>> start Records for this task

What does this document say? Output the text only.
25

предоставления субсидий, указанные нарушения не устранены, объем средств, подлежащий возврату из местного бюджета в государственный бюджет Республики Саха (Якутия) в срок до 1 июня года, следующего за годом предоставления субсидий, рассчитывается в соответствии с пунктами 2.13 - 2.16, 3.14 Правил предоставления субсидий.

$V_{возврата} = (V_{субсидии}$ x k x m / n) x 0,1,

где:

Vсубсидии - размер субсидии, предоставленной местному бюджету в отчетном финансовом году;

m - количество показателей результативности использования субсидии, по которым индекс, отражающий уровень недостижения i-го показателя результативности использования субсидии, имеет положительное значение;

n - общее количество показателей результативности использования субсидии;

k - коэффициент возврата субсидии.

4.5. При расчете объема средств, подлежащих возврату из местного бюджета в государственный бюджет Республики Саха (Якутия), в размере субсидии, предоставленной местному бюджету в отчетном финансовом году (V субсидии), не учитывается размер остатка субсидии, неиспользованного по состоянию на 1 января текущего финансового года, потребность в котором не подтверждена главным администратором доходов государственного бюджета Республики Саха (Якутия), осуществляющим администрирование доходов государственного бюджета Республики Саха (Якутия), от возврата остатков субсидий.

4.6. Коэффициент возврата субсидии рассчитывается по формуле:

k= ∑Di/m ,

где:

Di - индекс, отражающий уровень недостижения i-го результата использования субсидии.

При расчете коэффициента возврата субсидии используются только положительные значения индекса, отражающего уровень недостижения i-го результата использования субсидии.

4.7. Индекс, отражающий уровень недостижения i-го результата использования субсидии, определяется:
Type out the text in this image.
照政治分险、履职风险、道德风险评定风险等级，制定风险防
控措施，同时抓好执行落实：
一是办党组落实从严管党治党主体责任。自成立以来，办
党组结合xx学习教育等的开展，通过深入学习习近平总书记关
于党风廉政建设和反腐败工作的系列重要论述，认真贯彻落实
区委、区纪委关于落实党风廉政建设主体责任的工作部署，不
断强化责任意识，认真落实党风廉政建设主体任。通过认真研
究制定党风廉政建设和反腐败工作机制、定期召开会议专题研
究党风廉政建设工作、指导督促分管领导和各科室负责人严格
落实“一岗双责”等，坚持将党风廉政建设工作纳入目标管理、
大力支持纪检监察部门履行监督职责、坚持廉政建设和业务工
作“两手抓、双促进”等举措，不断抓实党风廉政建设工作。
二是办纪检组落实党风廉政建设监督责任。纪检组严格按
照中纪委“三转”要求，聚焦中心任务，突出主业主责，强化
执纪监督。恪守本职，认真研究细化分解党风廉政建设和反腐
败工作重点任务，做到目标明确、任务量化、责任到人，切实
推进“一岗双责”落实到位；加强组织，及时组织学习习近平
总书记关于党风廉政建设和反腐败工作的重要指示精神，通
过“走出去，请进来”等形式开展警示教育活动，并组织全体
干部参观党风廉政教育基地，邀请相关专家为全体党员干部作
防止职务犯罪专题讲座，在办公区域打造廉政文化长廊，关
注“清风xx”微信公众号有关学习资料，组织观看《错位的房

>> end Records for this task

-- Directions --
Extract all the material, leaving every line as it is.

-- Written solution --
What does this document say? Output the text only.
25

предоставления субсидий, указанные нарушения не устранены, объем средств, подлежащий возврату из местного бюджета в государственный бюджет Республики Саха (Якутия) в срок до 1 июня года, следующего за годом предоставления субсидий, рассчитывается в соответствии с пунктами 2.13 - 2.16, 3.14 Правил предоставления субсидий.

$V_{возврата} = (V_{субсидии}$ x k x m / n) x 0,1,

где:

Vсубсидии - размер субсидии, предоставленной местному бюджету в отчетном финансовом году;

m - количество показателей результативности использования субсидии, по которым индекс, отражающий уровень недостижения i-го показателя результативности использования субсидии, имеет положительное значение;

n - общее количество показателей результативности использования субсидии;

k - коэффициент возврата субсидии.

4.5. При расчете объема средств, подлежащих возврату из местного бюджета в государственный бюджет Республики Саха (Якутия), в размере субсидии, предоставленной местному бюджету в отчетном финансовом году (V субсидии), не учитывается размер остатка субсидии, неиспользованного по состоянию на 1 января текущего финансового года, потребность в котором не подтверждена главным администратором доходов государственного бюджета Республики Саха (Якутия), осуществляющим администрирование доходов государственного бюджета Республики Саха (Якутия), от возврата остатков субсидий.

4.6. Коэффициент возврата субсидии рассчитывается по формуле:

k= ∑Di/m ,

где:

Di - индекс, отражающий уровень недостижения i-го результата использования субсидии.

При расчете коэффициента возврата субсидии используются только положительные значения индекса, отражающего уровень недостижения i-го результата использования субсидии.

4.7. Индекс, отражающий уровень недостижения i-го результата использования субсидии, определяется:
Type out the text in this image.
照政治分险、履职风险、道德风险评定风险等级，制定风险防
控措施，同时抓好执行落实：
一是办党组落实从严管党治党主体责任。自成立以来，办
党组结合xx学习教育等的开展，通过深入学习习近平总书记关
于党风廉政建设和反腐败工作的系列重要论述，认真贯彻落实
区委、区纪委关于落实党风廉政建设主体责任的工作部署，不
断强化责任意识，认真落实党风廉政建设主体任。通过认真研
究制定党风廉政建设和反腐败工作机制、定期召开会议专题研
究党风廉政建设工作、指导督促分管领导和各科室负责人严格
落实“一岗双责”等，坚持将党风廉政建设工作纳入目标管理、
大力支持纪检监察部门履行监督职责、坚持廉政建设和业务工
作“两手抓、双促进”等举措，不断抓实党风廉政建设工作。
二是办纪检组落实党风廉政建设监督责任。纪检组严格按
照中纪委“三转”要求，聚焦中心任务，突出主业主责，强化
执纪监督。恪守本职，认真研究细化分解党风廉政建设和反腐
败工作重点任务，做到目标明确、任务量化、责任到人，切实
推进“一岗双责”落实到位；加强组织，及时组织学习习近平
总书记关于党风廉政建设和反腐败工作的重要指示精神，通
过“走出去，请进来”等形式开展警示教育活动，并组织全体
干部参观党风廉政教育基地，邀请相关专家为全体党员干部作
防止职务犯罪专题讲座，在办公区域打造廉政文化长廊，关
注“清风xx”微信公众号有关学习资料，组织观看《错位的房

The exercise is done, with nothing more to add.